Print out each entry below exactly, please.

** BEGIN Excerpted records **

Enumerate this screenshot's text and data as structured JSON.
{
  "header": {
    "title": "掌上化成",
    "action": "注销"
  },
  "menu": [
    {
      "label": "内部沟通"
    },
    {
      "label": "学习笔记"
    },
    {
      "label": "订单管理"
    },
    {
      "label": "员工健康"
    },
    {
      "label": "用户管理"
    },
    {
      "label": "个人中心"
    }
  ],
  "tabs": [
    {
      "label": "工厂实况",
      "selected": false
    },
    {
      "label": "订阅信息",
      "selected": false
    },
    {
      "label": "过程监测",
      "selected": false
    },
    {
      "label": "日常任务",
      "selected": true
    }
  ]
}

** END Excerpted records **

■ Response to the exercise:
Enumerate this screenshot's text and data as structured JSON.
{
  "header": {
    "title": "掌上化成",
    "action": "注销"
  },
  "menu": [
    {
      "label": "内部沟通"
    },
    {
      "label": "学习笔记"
    },
    {
      "label": "订单管理"
    },
    {
      "label": "员工健康"
    },
    {
      "label": "用户管理"
    },
    {
      "label": "个人中心"
    }
  ],
  "tabs": [
    {
      "label": "工厂实况",
      "selected": false
    },
    {
      "label": "订阅信息",
      "selected": false
    },
    {
      "label": "过程监测",
      "selected": false
    },
    {
      "label": "日常任务",
      "selected": true
    }
  ]
}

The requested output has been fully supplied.